━━━━━ Material for this task ━━━━━

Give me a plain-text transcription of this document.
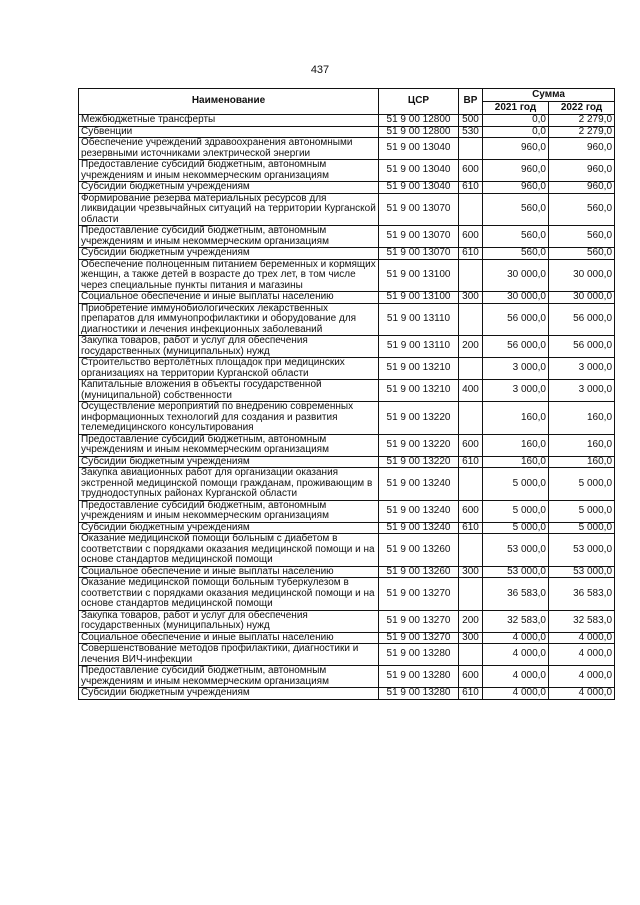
437
Наименование	ЦСР	ВР	Сумма	
			2021 год	2022 год
Межбюджетные трансферты	51 9 00 12800	500	0,0	2 279,0
Субвенции	51 9 00 12800	530	0,0	2 279,0
Обеспечение учреждений здравоохранения автономными резервными источниками электрической энергии	51 9 00 13040		960,0	960,0
Предоставление субсидий бюджетным, автономным учреждениям и иным некоммерческим организациям	51 9 00 13040	600	960,0	960,0
Субсидии бюджетным учреждениям	51 9 00 13040	610	960,0	960,0
Формирование резерва материальных ресурсов для ликвидации чрезвычайных ситуаций на территории Курганской области	51 9 00 13070		560,0	560,0
Предоставление субсидий бюджетным, автономным учреждениям и иным некоммерческим организациям	51 9 00 13070	600	560,0	560,0
Субсидии бюджетным учреждениям	51 9 00 13070	610	560,0	560,0
Обеспечение полноценным питанием беременных и кормящих женщин, а также детей в возрасте до трех лет, в том числе через специальные пункты питания и магазины	51 9 00 13100		30 000,0	30 000,0
Социальное обеспечение и иные выплаты населению	51 9 00 13100	300	30 000,0	30 000,0
Приобретение иммунобиологических лекарственных препаратов для иммунопрофилактики и оборудование для диагностики и лечения инфекционных заболеваний	51 9 00 13110		56 000,0	56 000,0
Закупка товаров, работ и услуг для обеспечения государственных (муниципальных) нужд	51 9 00 13110	200	56 000,0	56 000,0
Строительство вертолётных площадок при медицинских организациях на территории Курганской области	51 9 00 13210		3 000,0	3 000,0
Капитальные вложения в объекты государственной (муниципальной) собственности	51 9 00 13210	400	3 000,0	3 000,0
Осуществление мероприятий по внедрению современных информационных технологий для создания и развития телемедицинского консультирования	51 9 00 13220		160,0	160,0
Предоставление субсидий бюджетным, автономным учреждениям и иным некоммерческим организациям	51 9 00 13220	600	160,0	160,0
Субсидии бюджетным учреждениям	51 9 00 13220	610	160,0	160,0
Закупка авиационных работ для организации оказания экстренной медицинской помощи гражданам, проживающим в труднодоступных районах Курганской области	51 9 00 13240		5 000,0	5 000,0
Предоставление субсидий бюджетным, автономным учреждениям и иным некоммерческим организациям	51 9 00 13240	600	5 000,0	5 000,0
Субсидии бюджетным учреждениям	51 9 00 13240	610	5 000,0	5 000,0
Оказание медицинской помощи больным с диабетом в соответствии с порядками оказания медицинской помощи и на основе стандартов медицинской помощи	51 9 00 13260		53 000,0	53 000,0
Социальное обеспечение и иные выплаты населению	51 9 00 13260	300	53 000,0	53 000,0
Оказание медицинской помощи больным туберкулезом в соответствии с порядками оказания медицинской помощи и на основе стандартов медицинской помощи	51 9 00 13270		36 583,0	36 583,0
Закупка товаров, работ и услуг для обеспечения государственных (муниципальных) нужд	51 9 00 13270	200	32 583,0	32 583,0
Социальное обеспечение и иные выплаты населению	51 9 00 13270	300	4 000,0	4 000,0
Совершенствование методов профилактики, диагностики и лечения ВИЧ-инфекции	51 9 00 13280		4 000,0	4 000,0
Предоставление субсидий бюджетным, автономным учреждениям и иным некоммерческим организациям	51 9 00 13280	600	4 000,0	4 000,0
Субсидии бюджетным учреждениям	51 9 00 13280	610	4 000,0	4 000,0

━━━━━

▶ [Brief]:
Of the lines in this material, state how many hold the string "нужд". Write no other words.

▶ [Problem solution]:
2